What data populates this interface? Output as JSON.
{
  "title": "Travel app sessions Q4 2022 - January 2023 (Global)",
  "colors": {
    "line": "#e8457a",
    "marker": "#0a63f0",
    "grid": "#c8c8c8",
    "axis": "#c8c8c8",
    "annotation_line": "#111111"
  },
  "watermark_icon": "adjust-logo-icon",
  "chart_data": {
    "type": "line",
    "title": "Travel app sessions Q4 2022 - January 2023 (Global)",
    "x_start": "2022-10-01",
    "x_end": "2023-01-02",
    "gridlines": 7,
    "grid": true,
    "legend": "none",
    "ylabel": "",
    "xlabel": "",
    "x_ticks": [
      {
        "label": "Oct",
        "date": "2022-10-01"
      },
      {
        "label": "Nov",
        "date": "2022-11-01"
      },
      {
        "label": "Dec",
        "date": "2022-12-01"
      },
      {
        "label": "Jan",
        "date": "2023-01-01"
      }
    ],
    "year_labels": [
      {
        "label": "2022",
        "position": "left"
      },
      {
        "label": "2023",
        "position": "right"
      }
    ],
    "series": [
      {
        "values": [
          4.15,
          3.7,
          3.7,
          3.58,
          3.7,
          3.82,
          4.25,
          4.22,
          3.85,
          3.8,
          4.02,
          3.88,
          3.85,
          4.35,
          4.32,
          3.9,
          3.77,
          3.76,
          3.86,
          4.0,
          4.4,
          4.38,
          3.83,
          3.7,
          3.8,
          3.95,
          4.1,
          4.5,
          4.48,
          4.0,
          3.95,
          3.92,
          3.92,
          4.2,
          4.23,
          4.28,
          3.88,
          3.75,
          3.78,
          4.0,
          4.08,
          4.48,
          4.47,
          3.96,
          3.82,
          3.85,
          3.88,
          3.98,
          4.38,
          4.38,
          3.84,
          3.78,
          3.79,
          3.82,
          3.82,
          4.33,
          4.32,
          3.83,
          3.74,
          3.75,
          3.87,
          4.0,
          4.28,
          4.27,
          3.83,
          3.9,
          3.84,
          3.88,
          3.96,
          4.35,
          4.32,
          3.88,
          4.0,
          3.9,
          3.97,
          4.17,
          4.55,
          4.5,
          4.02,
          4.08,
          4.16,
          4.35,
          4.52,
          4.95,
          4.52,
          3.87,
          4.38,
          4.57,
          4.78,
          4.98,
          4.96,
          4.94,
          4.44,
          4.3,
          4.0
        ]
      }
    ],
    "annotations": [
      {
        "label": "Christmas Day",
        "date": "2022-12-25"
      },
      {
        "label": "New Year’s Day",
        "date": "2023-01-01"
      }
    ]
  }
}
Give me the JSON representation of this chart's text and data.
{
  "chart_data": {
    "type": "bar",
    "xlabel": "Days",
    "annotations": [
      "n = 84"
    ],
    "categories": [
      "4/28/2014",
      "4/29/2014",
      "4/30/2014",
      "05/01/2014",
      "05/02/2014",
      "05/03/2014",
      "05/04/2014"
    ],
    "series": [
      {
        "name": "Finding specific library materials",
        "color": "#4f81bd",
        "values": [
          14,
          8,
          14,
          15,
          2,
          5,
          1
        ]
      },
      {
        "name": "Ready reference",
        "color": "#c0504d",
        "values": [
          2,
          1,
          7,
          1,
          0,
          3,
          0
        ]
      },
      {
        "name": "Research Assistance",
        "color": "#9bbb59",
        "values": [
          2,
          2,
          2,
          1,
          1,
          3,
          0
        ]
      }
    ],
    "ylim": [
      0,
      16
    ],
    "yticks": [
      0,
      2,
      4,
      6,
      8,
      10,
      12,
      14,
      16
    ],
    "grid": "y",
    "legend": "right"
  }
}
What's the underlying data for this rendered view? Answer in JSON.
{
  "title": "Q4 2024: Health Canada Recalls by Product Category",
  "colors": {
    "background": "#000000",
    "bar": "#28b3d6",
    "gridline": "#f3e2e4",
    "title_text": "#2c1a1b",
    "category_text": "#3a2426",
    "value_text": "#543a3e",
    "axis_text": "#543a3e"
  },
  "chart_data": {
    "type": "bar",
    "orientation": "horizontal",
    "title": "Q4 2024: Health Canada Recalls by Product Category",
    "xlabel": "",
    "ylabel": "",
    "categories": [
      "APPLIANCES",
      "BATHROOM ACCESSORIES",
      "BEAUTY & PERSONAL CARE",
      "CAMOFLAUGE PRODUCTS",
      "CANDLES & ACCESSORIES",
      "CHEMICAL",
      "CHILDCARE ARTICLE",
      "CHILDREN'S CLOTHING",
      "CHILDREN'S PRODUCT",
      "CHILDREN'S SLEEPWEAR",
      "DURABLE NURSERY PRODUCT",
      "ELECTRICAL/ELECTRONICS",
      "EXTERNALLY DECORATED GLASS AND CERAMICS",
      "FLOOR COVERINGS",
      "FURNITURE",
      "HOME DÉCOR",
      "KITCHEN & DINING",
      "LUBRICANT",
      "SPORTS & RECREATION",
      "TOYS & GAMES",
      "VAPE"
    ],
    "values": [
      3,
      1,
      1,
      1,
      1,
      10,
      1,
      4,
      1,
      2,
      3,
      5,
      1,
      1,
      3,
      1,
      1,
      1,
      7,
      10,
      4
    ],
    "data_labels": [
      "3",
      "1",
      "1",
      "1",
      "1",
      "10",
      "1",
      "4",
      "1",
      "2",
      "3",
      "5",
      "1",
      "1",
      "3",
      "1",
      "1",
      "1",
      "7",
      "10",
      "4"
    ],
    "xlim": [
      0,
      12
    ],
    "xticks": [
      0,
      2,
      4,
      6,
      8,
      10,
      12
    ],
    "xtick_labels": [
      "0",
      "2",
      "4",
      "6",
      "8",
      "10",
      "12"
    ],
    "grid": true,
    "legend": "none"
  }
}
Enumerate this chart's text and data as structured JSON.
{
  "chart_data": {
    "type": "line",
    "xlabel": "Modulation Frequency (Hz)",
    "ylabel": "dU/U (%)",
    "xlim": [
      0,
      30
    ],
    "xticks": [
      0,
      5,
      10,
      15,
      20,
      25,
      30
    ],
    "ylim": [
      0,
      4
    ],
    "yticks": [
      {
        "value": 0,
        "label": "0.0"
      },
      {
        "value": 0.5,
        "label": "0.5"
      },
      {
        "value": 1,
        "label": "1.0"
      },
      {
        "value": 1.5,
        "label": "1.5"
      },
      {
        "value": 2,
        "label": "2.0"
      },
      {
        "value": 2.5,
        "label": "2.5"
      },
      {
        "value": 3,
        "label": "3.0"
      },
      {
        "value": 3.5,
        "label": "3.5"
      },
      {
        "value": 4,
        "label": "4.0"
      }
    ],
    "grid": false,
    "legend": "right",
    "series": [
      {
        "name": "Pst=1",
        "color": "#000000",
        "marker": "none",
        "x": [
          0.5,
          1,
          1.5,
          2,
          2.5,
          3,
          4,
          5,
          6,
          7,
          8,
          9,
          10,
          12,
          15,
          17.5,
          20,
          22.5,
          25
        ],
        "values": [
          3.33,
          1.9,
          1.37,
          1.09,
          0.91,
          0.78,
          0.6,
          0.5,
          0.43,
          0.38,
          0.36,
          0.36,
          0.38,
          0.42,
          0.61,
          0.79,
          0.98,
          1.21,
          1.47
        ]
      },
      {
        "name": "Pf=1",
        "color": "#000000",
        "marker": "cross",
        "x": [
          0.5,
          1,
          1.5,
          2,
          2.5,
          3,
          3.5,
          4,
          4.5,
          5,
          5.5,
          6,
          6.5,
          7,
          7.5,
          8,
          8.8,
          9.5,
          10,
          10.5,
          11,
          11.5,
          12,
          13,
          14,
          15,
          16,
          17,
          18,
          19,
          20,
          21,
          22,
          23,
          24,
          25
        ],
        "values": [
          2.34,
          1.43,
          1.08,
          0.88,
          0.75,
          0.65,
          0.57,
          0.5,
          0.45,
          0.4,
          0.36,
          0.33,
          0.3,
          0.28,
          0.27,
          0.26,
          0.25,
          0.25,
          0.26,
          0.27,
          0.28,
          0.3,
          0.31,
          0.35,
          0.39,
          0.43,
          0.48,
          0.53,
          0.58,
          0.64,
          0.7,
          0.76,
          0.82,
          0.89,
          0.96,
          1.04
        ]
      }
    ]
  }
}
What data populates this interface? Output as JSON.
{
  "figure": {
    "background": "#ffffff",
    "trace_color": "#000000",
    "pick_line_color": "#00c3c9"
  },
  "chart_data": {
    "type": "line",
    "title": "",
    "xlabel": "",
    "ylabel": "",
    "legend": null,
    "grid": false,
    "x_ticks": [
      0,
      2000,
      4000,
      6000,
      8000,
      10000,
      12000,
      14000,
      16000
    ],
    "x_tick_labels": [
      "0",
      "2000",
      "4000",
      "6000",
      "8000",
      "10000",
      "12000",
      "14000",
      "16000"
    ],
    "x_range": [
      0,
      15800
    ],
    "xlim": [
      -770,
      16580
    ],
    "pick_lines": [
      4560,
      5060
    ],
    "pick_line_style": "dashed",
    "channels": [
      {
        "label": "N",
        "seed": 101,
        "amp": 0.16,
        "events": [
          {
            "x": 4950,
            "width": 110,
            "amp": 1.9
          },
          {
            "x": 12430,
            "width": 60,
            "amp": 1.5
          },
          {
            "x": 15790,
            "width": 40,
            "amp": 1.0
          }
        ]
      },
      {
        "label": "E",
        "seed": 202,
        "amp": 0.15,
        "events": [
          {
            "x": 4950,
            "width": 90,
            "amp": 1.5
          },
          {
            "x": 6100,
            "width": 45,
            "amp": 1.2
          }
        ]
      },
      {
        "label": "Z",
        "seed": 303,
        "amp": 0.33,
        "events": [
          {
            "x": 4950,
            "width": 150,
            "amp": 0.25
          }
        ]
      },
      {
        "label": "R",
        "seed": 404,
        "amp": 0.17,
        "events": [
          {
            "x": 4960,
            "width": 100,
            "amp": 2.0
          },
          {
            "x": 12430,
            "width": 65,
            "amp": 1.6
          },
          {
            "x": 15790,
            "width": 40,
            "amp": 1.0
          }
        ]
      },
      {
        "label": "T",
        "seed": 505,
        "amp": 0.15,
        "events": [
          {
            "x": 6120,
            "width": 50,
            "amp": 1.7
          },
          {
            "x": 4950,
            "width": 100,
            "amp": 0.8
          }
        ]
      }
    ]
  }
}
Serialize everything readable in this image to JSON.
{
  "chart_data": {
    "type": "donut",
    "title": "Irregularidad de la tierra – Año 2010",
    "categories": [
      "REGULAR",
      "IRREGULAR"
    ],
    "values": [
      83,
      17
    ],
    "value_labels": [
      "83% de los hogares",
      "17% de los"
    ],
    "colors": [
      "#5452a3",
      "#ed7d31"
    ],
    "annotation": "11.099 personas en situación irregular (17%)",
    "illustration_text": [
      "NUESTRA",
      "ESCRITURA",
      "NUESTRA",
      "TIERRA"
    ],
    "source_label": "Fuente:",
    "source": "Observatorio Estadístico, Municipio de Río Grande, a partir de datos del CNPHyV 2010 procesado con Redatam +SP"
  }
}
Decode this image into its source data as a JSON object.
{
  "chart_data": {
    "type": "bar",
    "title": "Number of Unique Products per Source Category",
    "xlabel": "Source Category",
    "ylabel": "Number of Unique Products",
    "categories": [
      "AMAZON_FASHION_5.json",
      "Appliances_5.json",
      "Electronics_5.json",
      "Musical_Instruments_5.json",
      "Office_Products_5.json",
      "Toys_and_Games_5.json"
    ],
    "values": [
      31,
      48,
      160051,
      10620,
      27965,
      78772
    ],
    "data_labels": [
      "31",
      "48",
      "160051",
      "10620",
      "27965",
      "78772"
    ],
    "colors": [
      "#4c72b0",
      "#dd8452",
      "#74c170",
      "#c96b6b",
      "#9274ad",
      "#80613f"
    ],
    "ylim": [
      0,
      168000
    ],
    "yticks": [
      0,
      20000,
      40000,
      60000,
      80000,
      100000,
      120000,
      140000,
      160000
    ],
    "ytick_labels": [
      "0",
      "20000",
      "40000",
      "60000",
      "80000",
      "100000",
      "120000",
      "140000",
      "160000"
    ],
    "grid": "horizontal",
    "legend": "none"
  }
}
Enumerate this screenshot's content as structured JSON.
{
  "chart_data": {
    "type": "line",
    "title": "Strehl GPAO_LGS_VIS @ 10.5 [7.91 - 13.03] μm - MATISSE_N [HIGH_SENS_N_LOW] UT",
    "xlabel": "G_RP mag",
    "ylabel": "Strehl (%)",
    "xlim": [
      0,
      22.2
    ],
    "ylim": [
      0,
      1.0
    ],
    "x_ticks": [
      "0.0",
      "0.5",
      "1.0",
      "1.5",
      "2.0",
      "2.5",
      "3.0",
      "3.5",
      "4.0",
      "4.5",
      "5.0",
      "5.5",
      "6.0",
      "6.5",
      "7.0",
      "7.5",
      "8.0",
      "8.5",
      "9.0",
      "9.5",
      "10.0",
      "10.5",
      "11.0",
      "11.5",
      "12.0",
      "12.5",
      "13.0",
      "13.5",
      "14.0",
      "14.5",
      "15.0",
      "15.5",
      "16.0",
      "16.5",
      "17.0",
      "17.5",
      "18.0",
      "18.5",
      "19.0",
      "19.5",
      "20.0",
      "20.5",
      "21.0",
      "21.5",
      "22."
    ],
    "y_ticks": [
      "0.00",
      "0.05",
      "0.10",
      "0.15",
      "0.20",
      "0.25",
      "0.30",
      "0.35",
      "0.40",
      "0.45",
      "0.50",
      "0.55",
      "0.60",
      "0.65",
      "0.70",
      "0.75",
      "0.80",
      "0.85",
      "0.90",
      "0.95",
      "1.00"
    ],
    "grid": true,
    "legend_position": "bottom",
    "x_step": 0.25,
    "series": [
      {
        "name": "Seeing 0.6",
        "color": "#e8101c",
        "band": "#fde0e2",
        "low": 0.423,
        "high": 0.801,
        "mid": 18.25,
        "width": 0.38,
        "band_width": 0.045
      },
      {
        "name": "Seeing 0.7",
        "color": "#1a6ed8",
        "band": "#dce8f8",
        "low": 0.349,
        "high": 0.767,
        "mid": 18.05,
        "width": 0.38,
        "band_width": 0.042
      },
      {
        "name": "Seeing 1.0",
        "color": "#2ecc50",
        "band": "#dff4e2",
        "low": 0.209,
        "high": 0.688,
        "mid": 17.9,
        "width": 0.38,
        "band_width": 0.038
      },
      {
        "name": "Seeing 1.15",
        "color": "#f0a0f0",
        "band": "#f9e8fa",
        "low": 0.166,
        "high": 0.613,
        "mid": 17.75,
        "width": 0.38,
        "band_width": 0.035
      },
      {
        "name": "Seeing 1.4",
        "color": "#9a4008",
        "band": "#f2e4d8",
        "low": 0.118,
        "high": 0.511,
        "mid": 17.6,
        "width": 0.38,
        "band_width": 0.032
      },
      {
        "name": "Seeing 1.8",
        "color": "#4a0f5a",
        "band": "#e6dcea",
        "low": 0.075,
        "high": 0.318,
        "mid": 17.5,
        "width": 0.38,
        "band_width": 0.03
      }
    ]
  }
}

•••••

**WHAT YOU WILL DO**
Find every line in the records above that holds the word "Number", and copy each one.

**PROBLEM SOLUTION**
    "title": "Number of Unique Products per Source Category",
    "ylabel": "Number of Unique Products",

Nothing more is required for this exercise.